TEXTE:
• • •
Je vais te raconter une histoire Petit…

Publié le par LGV

J'habite la Terre du Milieu.

 

La nature y est jolie, verdoyante, arborée, vallonnée, l’eau abondante : ruisseaux, étangs, rivières.

 

Si nous sommes -peut-être- dans la représentation fantasmée de ce que le citadin ou disons l’humain du 21ème siècle se représente comme une Nature sauvage, une Nature naturelle, cette partie de la Terre du Milieu est pourtant le fruit de sa domestication obstinée.

 

Quadrillée de haies bien taillées, infranchissables dans leur fracas d’épineux, arbustes, orties, mûres, et autres végétaux férocement décidés à lutter contre cette volonté humaine de les rabattre. Elles protègent, encerclent les animaux à viande, plus rarement les laitiers souvent maintenus en stabulation par souci de rentabilité. Terres parcellisées, cultivées, entretenues dans un souci évidemment rentable, parce que la vie de la terre est rude, impitoyable pour les paysans qui luttent à l’heure de l’Europe et de sa politique agricole commune.

 

Terres gorgées de pesticides, d’engrais parce qu’ici en Terre du Milieu on sait Y faire depuis des générations, qu’on se connait tous à 40/50 kms à la ronde, que cette terre on la pétrit, laboure, ensemence, depuis l’arrière-grand-père, depuis l’avant d’hier, depuis si longtemps Petit que la mémoire l’a enfoui.

 

Cette Femme qu’on engrosse, Catin qu’on avorte, Sorcière qu’on éviscère, Vierge qu’on implore, cette terre on l’adjure, on l’exhorte, on l’implore de continuer à donner, d’être encore, vaille que vaille, la Mère Nourricière de toujours, et à jamais.  

 

Parce que si la terre est dans la famille depuis des lustres, son véritable propriétaire c’est la banque. Alors il faut vivre, survivre et on pense progrès, on pense nouvelles machines, nouvelles techniques de culture, d’élevage, on l’a vu à Paris, on l’apprend dans les lycées agricoles d’ici, et on s’endette, on n’en finit plus de courir vers demain, parce que la terre on connait…

 

Et jamais on ne questionne la fuite en avant.
• • •
DOCUMENTS SOURCES:

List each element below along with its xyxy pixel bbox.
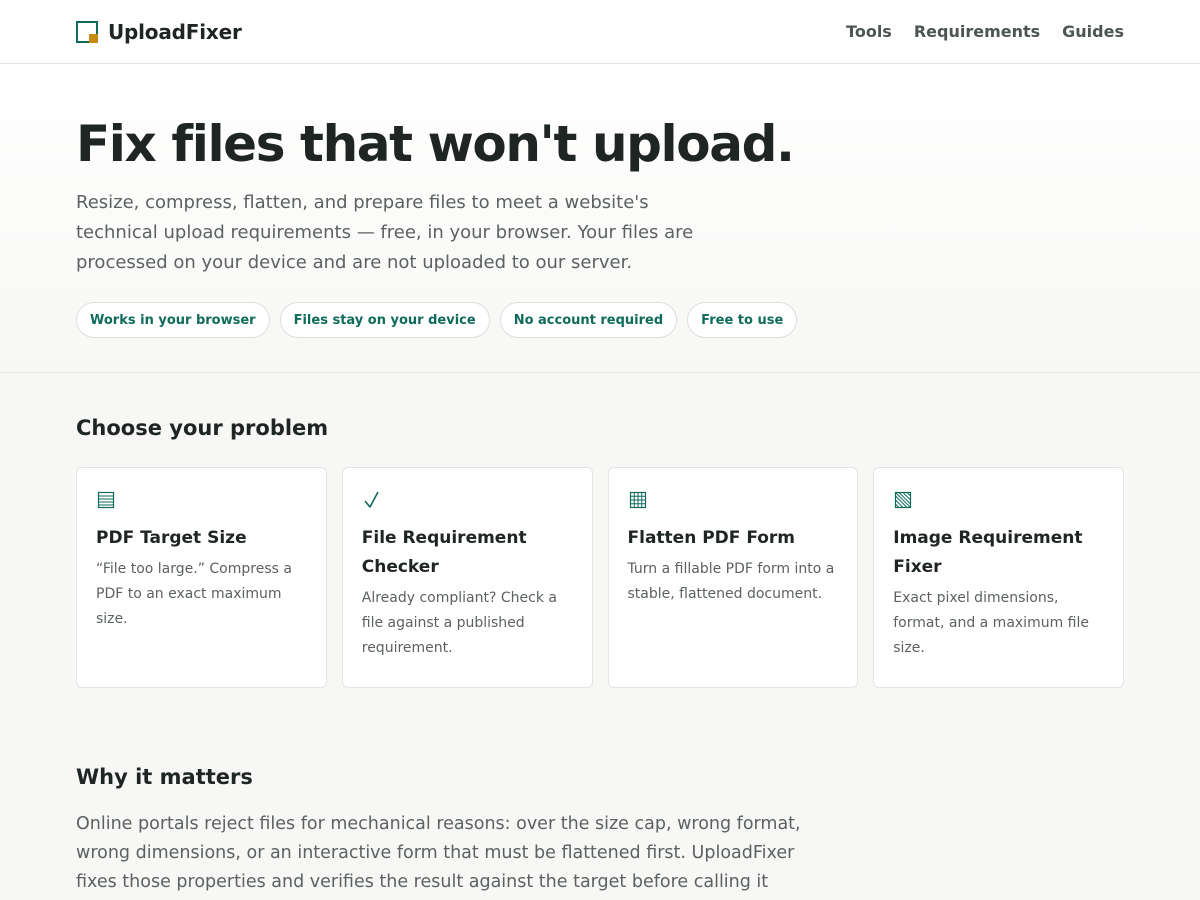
• • •
EXERCICES:
- a) Quelles étendues et quels cours d'eau le texte sur la Terre du Milieu énumère-t-il ?
- b) Dans le texte sur la Terre du Milieu, recopiez le passage qui commence par « Quadrillée de haies » et se termine par « politique agricole commune. », en remplaçant « haies » par « clôtures ».
- c) D'après le texte sur la Terre du Milieu, qui est le véritable propriétaire de la terre ?
Appuyez-vous uniquement sur le texte.

CORRIGÉS:
- a) Ruisseaux, étangs, rivières.

- b)
Quadrillée de clôtures bien taillées, infranchissables dans leur fracas d’épineux, arbustes, orties, mûres, et autres végétaux férocement décidés à lutter contre cette volonté humaine de les rabattre. Elles protègent, encerclent les animaux à viande, plus rarement les laitiers souvent maintenus en stabulation par souci de rentabilité. Terres parcellisées, cultivées, entretenues dans un souci évidemment rentable, parce que la vie de la terre est rude, impitoyable pour les paysans qui luttent à l’heure de l’Europe et de sa politique agricole commune.

- c) La banque.